Written problem.
Lines that include the word "rights" are the ones to copy.

Material shown.

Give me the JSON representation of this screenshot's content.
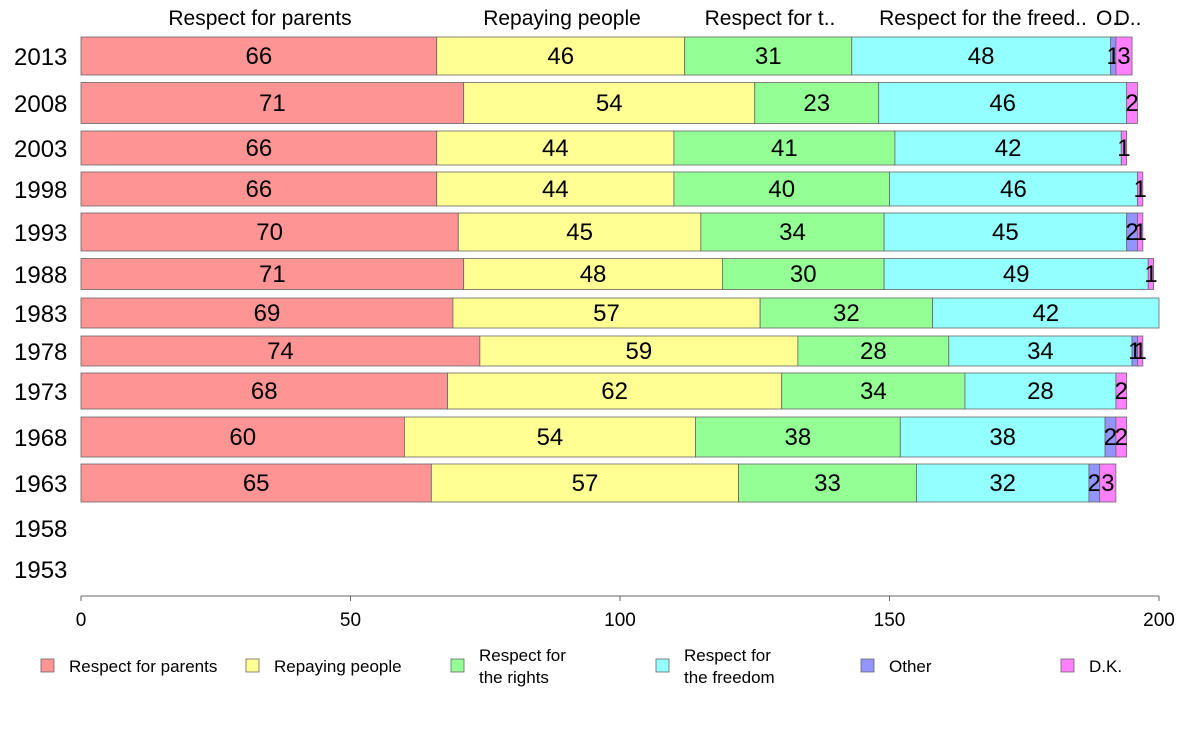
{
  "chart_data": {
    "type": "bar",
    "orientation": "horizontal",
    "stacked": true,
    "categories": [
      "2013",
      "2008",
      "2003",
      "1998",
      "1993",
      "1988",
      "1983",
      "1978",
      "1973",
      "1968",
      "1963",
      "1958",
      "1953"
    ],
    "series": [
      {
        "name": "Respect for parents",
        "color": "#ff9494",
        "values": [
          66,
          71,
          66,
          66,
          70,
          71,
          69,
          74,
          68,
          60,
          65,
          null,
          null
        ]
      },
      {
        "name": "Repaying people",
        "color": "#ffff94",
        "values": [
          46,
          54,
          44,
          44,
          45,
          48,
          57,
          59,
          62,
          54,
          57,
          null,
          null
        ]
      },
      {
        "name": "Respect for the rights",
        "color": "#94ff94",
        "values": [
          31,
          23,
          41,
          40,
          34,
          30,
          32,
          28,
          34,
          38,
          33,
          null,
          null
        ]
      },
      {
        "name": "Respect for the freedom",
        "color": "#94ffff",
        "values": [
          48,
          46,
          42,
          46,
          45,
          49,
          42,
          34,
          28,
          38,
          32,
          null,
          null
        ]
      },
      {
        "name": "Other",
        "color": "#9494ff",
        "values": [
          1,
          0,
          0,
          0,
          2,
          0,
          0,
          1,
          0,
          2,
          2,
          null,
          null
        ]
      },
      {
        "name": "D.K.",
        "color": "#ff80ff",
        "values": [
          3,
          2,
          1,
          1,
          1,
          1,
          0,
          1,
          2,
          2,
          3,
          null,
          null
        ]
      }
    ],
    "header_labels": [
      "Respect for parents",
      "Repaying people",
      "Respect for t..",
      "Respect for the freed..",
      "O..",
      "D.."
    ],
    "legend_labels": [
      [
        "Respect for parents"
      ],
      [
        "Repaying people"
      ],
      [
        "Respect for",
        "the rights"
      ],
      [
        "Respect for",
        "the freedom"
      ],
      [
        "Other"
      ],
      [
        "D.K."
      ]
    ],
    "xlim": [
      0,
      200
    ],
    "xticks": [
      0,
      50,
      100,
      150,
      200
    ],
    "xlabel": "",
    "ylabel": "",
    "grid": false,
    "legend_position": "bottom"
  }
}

...

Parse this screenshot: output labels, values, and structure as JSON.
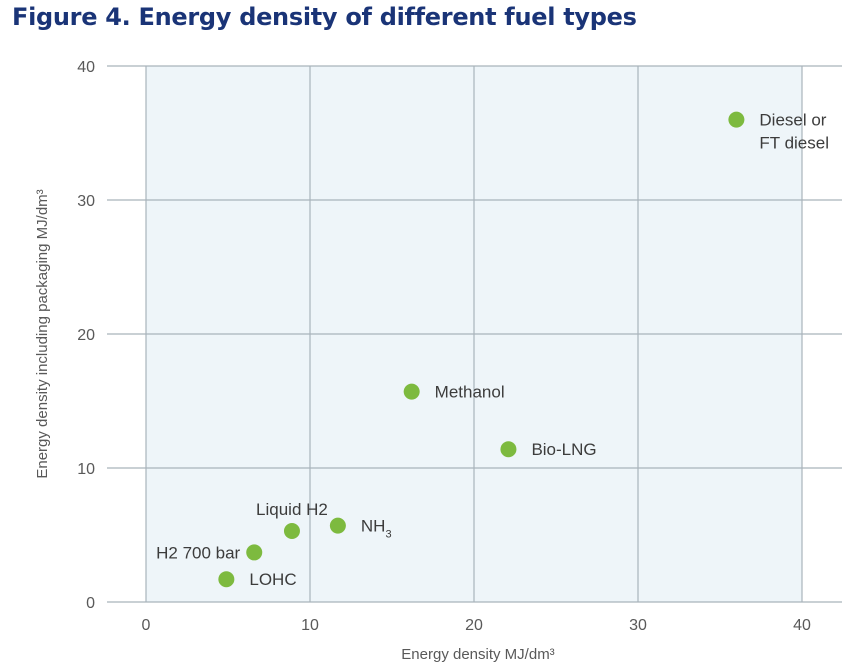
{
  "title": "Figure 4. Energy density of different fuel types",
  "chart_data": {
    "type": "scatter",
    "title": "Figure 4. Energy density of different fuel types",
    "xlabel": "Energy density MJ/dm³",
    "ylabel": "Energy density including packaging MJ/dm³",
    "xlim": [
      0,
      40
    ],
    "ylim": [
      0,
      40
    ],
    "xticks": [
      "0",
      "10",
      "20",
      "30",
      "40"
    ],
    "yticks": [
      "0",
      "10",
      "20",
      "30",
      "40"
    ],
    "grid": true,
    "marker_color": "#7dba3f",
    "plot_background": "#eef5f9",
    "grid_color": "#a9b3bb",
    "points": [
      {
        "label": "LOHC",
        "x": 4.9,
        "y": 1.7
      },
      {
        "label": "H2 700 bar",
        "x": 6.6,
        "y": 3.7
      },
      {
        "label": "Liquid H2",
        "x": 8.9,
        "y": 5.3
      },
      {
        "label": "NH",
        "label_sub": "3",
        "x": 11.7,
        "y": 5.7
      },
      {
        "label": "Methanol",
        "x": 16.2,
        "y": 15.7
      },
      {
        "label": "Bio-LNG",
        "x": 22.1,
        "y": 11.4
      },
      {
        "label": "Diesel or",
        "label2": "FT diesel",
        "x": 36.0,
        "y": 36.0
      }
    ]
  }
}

Worked solution.
        "name": "Respect for the rights",
        "the rights"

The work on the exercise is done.